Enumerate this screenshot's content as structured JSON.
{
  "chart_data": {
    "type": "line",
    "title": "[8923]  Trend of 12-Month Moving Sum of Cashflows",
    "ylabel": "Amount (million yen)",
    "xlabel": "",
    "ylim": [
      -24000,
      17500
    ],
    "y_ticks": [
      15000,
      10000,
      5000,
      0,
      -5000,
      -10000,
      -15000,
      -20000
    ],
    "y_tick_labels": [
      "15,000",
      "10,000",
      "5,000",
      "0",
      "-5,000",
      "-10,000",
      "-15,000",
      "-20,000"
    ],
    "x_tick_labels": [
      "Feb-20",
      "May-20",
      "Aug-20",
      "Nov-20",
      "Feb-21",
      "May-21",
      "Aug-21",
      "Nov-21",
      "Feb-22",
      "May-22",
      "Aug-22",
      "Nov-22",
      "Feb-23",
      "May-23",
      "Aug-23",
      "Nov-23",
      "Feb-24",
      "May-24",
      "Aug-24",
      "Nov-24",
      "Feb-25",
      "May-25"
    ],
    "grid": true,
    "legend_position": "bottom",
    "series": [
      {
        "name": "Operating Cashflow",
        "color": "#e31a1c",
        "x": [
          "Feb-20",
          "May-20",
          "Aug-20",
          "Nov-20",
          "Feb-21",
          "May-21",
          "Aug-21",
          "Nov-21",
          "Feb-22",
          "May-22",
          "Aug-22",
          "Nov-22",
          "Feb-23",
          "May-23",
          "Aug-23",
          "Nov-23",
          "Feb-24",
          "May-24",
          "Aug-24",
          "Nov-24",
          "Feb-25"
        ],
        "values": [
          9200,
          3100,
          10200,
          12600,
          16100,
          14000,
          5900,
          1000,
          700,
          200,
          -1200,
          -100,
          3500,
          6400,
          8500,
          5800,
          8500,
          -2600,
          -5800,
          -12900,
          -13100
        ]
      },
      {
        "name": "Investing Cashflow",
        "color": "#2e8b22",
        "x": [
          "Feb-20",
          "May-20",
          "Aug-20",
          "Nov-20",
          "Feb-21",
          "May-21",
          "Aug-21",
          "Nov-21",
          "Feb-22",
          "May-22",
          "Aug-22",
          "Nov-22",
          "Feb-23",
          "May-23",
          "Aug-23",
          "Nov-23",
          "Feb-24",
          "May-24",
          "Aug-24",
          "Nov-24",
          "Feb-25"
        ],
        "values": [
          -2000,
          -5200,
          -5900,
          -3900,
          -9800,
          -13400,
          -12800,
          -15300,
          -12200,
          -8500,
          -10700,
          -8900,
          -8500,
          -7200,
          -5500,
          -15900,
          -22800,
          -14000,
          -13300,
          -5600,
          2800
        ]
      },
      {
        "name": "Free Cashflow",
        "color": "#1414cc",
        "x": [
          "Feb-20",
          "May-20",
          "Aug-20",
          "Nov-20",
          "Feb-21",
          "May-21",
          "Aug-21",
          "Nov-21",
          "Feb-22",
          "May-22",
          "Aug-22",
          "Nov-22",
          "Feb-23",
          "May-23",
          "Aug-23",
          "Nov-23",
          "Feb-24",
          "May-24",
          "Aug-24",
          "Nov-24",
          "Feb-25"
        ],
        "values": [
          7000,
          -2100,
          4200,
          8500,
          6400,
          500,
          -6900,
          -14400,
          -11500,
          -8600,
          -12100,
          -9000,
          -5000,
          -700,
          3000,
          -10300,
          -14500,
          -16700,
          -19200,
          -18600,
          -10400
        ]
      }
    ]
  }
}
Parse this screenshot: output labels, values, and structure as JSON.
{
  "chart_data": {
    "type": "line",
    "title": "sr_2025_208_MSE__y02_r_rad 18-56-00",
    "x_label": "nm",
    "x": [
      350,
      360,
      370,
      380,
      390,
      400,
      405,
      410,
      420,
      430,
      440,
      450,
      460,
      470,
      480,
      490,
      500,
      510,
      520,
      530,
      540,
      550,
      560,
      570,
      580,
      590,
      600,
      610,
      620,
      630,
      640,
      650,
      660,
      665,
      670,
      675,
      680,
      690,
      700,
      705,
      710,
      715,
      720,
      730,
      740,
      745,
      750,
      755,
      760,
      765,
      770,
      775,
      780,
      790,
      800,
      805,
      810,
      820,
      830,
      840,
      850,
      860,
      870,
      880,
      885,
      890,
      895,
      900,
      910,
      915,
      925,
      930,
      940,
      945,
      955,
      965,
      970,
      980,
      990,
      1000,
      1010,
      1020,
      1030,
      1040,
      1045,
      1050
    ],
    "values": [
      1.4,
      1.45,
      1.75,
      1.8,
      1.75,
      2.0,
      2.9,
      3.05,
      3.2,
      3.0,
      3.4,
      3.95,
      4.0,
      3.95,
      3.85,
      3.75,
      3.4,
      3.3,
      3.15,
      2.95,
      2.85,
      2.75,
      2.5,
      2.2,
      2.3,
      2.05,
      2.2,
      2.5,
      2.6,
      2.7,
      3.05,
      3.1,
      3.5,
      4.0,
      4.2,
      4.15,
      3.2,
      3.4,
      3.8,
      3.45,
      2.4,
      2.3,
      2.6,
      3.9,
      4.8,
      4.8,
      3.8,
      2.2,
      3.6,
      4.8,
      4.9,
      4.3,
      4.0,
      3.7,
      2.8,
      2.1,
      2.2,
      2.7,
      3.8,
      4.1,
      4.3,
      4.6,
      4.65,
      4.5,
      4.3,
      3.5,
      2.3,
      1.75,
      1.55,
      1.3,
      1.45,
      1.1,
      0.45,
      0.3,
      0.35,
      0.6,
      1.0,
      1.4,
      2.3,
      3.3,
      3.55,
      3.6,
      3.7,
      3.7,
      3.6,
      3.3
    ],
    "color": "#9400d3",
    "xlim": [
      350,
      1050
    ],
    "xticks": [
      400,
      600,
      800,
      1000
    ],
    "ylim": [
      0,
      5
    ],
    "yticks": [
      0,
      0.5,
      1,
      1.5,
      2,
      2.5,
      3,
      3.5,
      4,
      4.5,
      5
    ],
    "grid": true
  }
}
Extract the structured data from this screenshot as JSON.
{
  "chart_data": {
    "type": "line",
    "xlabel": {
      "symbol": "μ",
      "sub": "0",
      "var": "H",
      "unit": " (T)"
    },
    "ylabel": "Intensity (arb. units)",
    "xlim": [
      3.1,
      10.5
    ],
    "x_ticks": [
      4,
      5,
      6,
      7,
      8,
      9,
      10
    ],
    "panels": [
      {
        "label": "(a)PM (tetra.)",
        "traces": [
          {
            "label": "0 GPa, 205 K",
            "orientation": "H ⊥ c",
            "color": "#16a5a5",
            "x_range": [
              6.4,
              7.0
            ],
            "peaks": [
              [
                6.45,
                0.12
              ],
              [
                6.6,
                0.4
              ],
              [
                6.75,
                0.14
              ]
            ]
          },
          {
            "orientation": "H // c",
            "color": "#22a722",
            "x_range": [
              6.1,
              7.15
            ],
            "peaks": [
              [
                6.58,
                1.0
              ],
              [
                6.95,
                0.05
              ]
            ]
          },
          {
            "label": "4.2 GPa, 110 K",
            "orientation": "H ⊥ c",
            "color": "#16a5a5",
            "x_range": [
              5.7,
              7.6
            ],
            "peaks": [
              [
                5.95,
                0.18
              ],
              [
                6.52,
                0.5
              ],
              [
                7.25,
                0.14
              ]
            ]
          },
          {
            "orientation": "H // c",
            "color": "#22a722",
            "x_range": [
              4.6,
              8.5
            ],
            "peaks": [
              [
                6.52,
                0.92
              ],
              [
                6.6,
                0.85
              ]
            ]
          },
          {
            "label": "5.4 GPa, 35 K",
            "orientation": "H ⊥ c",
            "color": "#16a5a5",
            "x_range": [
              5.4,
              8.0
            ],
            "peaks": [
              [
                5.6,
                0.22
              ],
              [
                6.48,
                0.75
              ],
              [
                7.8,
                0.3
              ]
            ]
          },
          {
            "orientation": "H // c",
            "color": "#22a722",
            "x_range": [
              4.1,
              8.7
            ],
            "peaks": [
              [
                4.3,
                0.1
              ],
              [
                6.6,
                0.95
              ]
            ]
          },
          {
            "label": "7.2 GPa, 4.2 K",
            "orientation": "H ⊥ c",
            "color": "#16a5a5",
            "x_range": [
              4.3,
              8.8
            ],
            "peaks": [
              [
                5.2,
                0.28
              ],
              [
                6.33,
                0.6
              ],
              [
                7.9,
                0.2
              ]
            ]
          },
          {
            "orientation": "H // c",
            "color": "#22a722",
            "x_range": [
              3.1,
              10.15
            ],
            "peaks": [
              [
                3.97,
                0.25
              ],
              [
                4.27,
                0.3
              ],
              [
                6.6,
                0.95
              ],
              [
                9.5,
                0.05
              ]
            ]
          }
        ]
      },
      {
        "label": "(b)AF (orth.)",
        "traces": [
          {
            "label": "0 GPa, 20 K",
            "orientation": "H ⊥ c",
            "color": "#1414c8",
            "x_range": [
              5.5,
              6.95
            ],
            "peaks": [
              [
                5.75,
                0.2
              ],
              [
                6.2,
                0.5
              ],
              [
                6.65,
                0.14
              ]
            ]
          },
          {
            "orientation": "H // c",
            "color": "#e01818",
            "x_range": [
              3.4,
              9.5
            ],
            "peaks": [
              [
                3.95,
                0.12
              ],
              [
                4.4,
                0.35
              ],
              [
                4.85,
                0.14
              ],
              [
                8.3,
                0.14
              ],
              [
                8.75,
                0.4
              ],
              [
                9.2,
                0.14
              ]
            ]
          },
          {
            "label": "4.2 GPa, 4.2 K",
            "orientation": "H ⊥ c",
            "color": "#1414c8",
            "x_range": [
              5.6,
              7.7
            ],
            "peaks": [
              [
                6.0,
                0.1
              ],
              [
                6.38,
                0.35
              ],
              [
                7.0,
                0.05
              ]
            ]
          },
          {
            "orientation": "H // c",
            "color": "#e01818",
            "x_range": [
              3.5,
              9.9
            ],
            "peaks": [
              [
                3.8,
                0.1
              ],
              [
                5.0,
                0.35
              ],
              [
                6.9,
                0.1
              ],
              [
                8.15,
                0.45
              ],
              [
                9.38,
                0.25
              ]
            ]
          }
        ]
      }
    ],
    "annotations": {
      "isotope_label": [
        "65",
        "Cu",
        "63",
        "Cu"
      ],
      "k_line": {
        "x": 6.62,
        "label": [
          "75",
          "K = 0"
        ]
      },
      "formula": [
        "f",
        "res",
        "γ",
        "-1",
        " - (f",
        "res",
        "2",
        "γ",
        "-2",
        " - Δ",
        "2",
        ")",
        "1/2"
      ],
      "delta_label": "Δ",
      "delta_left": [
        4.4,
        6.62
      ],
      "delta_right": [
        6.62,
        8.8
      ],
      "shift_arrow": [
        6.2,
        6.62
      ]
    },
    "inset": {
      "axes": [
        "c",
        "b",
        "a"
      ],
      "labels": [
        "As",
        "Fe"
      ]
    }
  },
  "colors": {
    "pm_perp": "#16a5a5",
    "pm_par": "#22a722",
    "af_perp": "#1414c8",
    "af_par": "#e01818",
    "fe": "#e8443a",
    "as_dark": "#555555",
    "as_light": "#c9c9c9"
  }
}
------------
Using the listing above, show each line holding the string "name".

**Response:**
        "name": "Operating Cashflow",
        "name": "Investing Cashflow",
        "name": "Free Cashflow",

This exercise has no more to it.